**** Extracted records
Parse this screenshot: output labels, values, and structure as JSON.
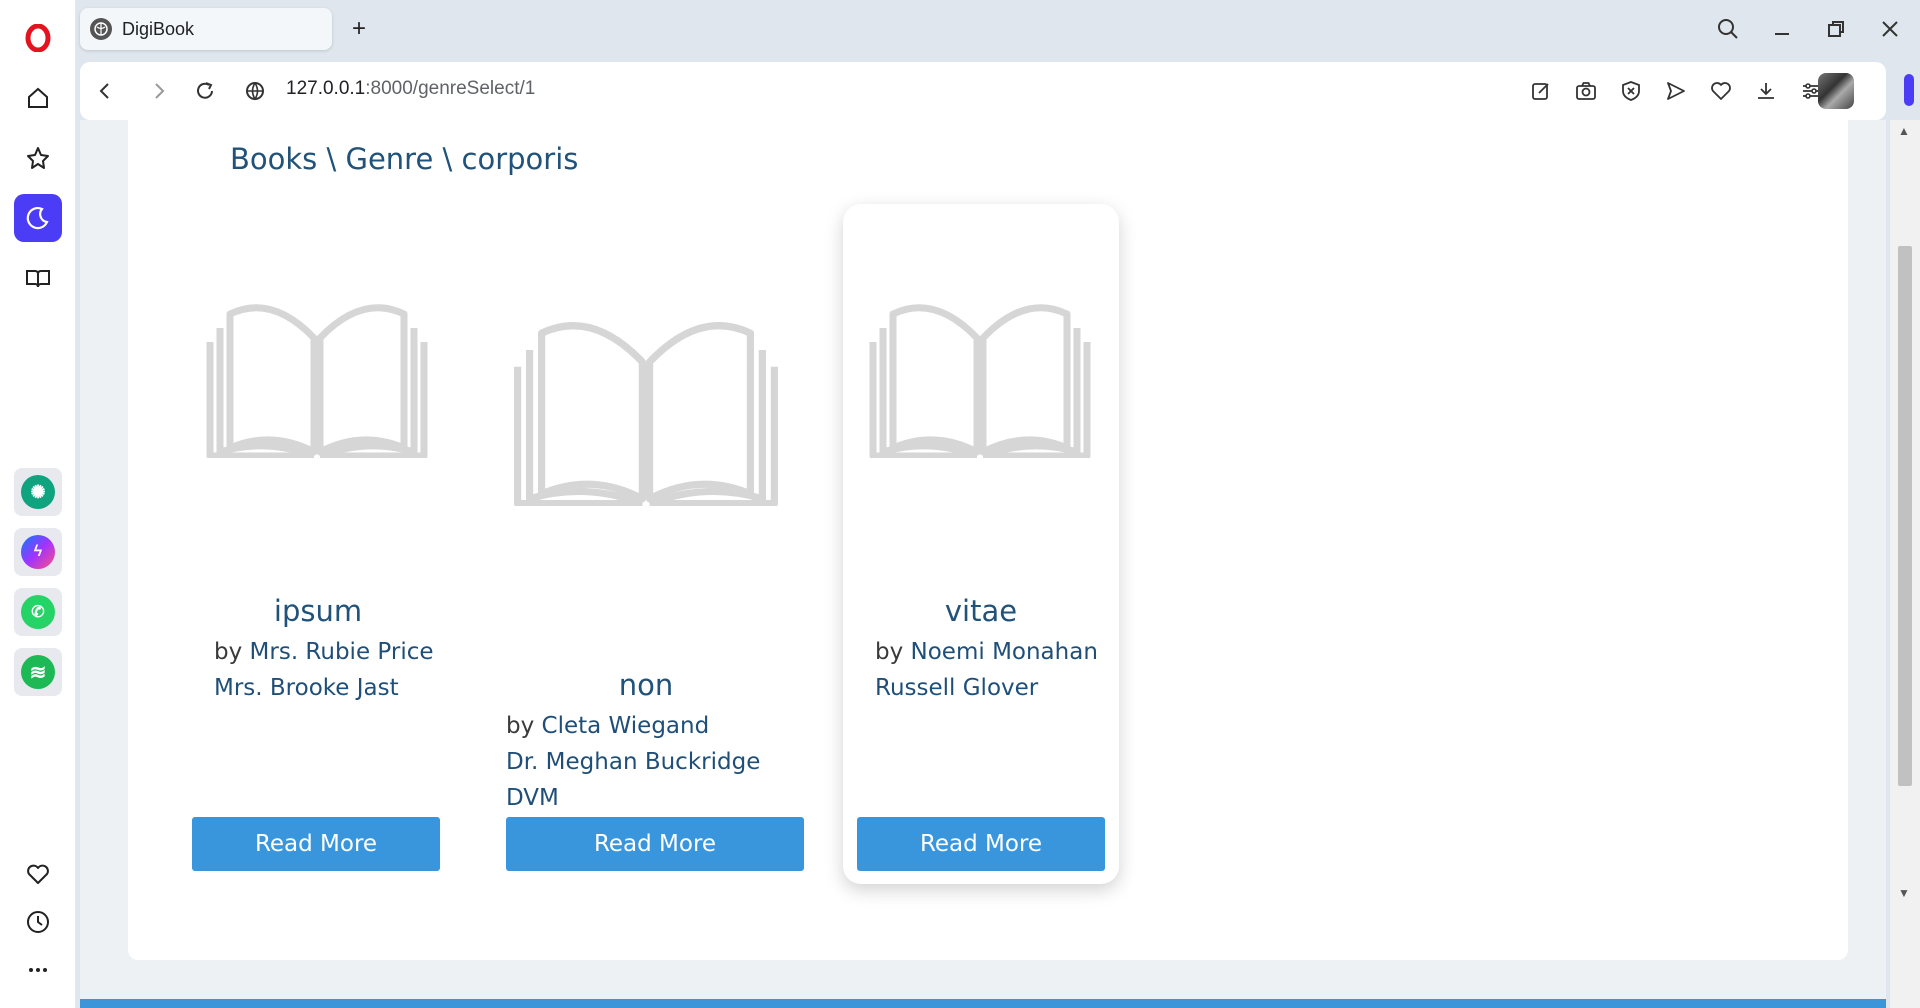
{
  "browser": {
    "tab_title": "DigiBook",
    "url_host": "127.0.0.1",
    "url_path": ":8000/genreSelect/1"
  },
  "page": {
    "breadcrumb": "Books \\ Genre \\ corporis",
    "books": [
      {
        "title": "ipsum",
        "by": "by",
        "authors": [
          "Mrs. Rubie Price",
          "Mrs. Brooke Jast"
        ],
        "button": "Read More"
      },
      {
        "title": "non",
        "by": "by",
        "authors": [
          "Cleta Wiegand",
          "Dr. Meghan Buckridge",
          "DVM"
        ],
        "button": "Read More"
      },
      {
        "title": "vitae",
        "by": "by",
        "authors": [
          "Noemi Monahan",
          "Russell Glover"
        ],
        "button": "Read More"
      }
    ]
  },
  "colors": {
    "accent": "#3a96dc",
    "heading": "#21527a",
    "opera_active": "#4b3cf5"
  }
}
********
Images should not appear in the copy; retype the listing above exactly.

__Response to this task__:
Parse this screenshot: output labels, values, and structure as JSON.
{
  "browser": {
    "tab_title": "DigiBook",
    "url_host": "127.0.0.1",
    "url_path": ":8000/genreSelect/1"
  },
  "page": {
    "breadcrumb": "Books \\ Genre \\ corporis",
    "books": [
      {
        "title": "ipsum",
        "by": "by",
        "authors": [
          "Mrs. Rubie Price",
          "Mrs. Brooke Jast"
        ],
        "button": "Read More"
      },
      {
        "title": "non",
        "by": "by",
        "authors": [
          "Cleta Wiegand",
          "Dr. Meghan Buckridge",
          "DVM"
        ],
        "button": "Read More"
      },
      {
        "title": "vitae",
        "by": "by",
        "authors": [
          "Noemi Monahan",
          "Russell Glover"
        ],
        "button": "Read More"
      }
    ]
  },
  "colors": {
    "accent": "#3a96dc",
    "heading": "#21527a",
    "opera_active": "#4b3cf5"
  }
}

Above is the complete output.